▶ [Task input]:
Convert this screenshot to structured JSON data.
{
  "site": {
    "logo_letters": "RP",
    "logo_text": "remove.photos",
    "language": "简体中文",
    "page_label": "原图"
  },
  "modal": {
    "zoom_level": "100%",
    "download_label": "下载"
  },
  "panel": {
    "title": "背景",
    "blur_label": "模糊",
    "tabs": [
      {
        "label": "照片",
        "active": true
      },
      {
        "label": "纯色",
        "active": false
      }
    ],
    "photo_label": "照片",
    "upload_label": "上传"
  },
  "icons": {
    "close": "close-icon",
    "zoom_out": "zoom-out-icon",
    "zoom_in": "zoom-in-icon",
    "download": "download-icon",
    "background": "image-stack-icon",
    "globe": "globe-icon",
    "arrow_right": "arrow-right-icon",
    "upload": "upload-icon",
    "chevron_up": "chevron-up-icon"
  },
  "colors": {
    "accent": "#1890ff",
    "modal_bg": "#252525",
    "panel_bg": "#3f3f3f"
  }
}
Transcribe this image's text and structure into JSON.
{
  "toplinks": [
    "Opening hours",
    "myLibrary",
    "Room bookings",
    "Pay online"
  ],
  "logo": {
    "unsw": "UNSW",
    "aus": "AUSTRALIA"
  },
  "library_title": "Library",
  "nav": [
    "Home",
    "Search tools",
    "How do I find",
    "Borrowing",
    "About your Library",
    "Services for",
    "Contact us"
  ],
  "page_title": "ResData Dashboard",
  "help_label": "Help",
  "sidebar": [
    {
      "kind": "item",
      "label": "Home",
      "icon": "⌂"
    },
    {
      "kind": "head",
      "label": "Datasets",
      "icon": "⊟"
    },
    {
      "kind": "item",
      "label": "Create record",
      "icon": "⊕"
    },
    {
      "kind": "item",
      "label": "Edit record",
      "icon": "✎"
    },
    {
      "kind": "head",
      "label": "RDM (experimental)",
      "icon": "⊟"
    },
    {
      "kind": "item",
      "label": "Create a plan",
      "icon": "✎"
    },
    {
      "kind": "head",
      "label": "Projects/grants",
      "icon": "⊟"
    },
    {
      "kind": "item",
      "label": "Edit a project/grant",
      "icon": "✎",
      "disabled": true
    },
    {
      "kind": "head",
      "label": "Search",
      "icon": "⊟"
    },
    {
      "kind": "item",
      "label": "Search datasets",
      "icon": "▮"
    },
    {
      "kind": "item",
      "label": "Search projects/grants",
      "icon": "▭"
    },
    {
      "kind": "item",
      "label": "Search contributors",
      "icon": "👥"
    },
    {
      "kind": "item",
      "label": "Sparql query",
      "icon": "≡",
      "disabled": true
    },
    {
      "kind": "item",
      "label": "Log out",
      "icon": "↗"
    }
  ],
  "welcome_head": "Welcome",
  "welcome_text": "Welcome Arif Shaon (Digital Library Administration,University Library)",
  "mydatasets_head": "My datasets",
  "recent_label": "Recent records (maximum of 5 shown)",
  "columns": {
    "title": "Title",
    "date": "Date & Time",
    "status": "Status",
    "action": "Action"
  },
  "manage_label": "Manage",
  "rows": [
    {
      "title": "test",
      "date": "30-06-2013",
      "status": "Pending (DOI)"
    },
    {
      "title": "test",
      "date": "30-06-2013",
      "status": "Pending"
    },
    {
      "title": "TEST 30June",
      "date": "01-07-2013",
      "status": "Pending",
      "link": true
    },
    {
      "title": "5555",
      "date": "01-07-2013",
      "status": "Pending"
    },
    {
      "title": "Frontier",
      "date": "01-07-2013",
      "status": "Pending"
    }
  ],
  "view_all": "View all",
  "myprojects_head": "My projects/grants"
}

▶ [Task instructions]: Select from the material above each line in which the string "this" appears, and list those lines.

▶ [Finished task]:
Convert this screenshot to structured JSON data.
Transcribe this image's text and structure into JSON.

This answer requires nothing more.